━━━━━ DATA TO EXAMINE ━━━━━

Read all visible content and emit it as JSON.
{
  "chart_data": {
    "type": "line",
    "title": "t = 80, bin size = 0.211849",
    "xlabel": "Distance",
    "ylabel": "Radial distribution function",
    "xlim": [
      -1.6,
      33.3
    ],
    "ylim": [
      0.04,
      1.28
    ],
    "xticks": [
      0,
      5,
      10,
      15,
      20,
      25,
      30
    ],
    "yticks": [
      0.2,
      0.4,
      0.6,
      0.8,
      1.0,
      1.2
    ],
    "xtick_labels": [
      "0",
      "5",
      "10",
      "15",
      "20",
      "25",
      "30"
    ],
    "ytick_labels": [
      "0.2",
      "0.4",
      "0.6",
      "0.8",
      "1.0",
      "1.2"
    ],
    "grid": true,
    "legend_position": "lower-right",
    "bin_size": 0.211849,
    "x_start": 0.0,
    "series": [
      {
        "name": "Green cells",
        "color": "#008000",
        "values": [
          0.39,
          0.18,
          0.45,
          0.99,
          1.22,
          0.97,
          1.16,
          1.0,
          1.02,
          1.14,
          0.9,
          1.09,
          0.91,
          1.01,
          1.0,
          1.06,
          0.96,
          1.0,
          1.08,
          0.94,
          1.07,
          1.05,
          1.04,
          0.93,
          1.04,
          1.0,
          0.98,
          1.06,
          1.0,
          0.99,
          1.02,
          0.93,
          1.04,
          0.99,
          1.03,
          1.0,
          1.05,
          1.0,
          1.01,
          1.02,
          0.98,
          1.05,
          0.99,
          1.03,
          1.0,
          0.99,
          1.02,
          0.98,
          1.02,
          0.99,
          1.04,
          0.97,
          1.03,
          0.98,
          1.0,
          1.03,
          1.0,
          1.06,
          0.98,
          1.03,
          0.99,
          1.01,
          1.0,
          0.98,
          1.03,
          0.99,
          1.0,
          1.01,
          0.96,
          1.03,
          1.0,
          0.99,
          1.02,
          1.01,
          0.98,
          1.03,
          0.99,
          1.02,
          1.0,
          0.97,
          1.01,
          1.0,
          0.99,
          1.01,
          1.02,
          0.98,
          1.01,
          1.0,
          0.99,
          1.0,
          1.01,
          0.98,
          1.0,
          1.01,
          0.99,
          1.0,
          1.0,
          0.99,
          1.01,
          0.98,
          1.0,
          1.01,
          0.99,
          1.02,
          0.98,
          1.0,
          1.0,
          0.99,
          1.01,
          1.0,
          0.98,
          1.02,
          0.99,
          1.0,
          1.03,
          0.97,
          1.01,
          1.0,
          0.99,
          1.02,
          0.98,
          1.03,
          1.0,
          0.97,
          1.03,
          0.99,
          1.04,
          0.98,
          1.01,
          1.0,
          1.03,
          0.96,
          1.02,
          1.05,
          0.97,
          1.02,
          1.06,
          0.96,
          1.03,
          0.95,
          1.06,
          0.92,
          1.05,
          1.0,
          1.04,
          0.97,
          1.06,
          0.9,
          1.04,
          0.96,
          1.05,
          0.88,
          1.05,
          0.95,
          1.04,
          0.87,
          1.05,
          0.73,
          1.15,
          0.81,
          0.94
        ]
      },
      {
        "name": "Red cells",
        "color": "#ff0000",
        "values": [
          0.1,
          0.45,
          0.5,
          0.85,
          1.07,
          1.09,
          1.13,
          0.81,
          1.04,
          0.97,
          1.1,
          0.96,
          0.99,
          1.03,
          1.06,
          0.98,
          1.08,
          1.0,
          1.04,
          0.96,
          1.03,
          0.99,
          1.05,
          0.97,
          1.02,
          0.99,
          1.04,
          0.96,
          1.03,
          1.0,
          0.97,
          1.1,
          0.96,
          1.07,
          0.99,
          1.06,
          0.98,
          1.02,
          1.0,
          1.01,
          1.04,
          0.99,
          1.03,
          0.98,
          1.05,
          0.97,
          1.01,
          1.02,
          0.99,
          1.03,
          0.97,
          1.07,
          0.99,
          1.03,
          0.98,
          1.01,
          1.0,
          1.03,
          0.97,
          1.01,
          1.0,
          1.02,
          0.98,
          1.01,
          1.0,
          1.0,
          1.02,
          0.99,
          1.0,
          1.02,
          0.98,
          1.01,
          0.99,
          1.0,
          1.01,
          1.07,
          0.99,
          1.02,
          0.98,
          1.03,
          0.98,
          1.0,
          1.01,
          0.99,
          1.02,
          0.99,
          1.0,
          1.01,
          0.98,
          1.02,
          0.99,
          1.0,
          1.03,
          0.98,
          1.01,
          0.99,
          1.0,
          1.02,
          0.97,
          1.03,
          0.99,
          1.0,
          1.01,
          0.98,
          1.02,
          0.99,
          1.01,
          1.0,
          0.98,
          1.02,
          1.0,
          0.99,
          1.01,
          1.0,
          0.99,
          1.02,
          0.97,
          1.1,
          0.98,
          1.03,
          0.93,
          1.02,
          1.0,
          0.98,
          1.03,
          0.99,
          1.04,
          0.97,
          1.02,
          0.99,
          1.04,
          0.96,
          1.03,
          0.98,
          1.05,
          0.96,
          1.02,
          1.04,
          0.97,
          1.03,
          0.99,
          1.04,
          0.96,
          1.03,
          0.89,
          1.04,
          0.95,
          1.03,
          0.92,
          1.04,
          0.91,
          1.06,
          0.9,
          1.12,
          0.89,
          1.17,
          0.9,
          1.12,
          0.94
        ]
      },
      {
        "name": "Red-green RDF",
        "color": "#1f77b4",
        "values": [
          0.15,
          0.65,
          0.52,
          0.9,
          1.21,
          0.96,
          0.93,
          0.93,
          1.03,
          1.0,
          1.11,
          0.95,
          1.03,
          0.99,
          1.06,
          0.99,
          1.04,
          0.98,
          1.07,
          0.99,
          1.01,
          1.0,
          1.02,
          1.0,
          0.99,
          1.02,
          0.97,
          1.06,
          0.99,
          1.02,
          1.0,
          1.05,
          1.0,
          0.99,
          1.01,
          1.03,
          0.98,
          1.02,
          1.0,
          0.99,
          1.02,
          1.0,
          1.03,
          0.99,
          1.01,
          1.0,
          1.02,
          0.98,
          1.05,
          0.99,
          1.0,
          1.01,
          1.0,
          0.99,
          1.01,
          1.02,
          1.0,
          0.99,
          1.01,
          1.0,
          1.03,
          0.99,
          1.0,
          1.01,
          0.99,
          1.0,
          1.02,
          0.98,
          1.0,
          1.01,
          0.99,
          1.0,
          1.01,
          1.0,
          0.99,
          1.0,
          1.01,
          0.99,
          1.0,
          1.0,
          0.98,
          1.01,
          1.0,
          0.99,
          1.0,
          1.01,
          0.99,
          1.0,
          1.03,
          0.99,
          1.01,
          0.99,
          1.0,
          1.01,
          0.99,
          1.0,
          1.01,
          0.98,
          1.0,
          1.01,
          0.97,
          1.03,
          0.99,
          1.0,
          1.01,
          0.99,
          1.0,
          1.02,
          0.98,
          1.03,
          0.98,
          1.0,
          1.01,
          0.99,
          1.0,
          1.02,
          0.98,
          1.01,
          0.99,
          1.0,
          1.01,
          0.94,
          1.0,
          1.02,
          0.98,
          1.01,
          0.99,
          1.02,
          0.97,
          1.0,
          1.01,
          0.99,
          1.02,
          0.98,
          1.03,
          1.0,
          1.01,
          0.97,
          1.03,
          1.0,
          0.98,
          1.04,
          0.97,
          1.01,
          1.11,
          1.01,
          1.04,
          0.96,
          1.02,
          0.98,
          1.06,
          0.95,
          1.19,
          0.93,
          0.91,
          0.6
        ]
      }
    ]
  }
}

━━━━━

> **ACTIVITY**
Produce the number of lines in the data containing the string "name", with nothing added.

> **WRITTEN ANSWER**
3